[Figure record extracts]

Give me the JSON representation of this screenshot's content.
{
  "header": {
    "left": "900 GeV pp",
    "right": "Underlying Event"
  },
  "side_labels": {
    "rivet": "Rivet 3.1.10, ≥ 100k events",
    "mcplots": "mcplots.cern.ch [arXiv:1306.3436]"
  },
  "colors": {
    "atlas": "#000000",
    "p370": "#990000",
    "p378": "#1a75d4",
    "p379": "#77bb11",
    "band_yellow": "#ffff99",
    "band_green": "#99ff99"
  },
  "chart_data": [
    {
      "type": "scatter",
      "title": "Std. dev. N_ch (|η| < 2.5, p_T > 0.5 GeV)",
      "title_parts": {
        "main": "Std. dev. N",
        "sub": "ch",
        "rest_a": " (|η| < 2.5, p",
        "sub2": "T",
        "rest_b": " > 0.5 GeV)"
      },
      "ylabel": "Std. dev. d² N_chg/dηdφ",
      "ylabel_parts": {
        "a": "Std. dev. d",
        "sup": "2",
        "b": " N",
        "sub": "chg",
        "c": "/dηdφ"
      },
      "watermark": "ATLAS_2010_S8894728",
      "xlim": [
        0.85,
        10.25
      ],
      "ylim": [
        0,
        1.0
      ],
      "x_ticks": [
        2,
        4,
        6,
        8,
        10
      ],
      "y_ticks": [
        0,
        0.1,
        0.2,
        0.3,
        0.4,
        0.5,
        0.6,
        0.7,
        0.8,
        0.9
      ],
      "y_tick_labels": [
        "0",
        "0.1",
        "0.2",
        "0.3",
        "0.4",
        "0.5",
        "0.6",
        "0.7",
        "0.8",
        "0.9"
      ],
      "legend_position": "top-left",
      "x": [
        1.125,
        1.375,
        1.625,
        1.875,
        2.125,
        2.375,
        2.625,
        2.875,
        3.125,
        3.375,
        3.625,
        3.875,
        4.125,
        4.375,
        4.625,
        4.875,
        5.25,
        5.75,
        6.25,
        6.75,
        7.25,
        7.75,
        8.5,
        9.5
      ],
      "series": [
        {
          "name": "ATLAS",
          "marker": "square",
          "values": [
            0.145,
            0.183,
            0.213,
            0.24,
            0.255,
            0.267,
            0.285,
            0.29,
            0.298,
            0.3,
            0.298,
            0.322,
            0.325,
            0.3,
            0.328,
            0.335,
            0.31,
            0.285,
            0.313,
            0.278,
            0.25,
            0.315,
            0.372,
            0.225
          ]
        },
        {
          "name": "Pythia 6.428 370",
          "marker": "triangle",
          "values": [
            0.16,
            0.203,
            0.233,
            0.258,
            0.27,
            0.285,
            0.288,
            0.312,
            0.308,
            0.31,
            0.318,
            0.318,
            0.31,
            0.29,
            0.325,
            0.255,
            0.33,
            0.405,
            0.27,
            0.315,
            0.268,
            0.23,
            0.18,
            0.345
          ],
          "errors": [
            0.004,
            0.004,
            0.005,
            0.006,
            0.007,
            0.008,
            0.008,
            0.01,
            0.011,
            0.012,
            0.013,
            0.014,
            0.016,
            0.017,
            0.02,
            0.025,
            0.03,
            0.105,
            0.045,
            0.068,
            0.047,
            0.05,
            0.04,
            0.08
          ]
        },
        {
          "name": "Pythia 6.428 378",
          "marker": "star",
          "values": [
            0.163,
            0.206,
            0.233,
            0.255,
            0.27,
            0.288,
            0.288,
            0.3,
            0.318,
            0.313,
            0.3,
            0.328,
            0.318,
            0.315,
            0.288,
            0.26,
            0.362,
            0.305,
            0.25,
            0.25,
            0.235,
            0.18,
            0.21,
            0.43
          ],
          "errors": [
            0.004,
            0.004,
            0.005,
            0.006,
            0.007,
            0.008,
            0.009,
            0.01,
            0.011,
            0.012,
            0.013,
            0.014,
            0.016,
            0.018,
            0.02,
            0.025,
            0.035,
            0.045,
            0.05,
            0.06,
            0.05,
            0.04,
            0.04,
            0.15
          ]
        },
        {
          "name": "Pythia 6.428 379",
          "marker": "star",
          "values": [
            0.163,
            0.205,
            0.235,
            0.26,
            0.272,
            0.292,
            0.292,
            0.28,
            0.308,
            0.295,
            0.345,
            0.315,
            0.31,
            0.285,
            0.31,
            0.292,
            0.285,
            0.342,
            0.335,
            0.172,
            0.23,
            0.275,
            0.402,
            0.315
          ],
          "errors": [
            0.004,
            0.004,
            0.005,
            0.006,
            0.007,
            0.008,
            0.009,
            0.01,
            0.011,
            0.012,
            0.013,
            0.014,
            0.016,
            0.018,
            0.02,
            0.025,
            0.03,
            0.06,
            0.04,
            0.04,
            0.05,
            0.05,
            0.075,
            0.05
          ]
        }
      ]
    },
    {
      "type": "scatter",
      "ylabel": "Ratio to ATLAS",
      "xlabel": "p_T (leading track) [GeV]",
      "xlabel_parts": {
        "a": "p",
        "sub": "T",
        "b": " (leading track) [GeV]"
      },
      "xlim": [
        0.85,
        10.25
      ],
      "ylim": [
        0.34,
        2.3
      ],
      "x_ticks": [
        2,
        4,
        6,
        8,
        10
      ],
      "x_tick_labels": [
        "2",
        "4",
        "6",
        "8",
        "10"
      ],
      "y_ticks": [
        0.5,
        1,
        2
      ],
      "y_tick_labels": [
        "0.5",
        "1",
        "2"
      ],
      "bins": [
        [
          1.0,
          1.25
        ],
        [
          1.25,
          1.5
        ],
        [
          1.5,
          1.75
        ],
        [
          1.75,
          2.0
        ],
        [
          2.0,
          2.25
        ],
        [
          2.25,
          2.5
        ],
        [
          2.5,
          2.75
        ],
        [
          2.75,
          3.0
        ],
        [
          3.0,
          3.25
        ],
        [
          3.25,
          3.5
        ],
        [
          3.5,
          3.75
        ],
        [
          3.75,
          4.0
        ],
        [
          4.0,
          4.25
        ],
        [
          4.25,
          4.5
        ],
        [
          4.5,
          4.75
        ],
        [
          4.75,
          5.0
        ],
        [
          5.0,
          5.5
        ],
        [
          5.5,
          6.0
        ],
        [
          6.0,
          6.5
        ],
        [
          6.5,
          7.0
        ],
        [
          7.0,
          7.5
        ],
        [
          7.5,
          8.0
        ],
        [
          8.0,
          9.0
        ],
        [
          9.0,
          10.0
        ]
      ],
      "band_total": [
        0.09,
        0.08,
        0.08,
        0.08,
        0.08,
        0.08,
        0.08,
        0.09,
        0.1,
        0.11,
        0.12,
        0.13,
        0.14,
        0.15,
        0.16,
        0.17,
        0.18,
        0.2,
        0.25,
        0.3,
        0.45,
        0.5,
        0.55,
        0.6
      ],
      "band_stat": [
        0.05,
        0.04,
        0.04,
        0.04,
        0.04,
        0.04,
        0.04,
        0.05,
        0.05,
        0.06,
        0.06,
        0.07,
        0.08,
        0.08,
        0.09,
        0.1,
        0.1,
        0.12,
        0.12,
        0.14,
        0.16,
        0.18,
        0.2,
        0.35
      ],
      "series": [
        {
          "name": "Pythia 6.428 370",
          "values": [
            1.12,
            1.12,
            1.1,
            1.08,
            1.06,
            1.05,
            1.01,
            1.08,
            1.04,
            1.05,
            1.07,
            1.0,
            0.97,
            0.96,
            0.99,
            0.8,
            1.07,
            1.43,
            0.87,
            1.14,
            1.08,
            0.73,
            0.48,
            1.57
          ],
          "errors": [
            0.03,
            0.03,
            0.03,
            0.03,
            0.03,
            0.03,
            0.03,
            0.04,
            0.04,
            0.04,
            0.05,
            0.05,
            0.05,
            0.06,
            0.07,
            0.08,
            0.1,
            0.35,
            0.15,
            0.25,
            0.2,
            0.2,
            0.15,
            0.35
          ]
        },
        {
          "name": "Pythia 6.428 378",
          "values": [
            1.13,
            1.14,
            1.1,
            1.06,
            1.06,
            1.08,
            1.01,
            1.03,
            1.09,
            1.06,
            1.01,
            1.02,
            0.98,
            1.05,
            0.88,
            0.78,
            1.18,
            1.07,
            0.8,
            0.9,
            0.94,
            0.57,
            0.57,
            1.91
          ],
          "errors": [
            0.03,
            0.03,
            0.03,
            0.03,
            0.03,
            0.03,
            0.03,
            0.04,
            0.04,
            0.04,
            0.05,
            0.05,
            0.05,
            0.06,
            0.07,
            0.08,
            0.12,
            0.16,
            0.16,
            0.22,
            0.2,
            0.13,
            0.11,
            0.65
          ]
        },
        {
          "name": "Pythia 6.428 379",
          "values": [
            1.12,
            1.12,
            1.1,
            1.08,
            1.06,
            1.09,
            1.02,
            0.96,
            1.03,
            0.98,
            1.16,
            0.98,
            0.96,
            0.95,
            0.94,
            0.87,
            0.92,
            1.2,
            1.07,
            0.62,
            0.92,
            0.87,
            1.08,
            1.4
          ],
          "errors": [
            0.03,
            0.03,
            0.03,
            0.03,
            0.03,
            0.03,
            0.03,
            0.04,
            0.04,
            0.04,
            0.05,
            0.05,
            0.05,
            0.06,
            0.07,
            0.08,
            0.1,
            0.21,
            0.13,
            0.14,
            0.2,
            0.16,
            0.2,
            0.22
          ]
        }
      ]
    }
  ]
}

**SET TASK**:
Extract every line above that contains the word "marker".

**ANSWER TO THE PROBLEM**:
          "marker": "square",
          "marker": "triangle",
          "marker": "star",
          "marker": "star",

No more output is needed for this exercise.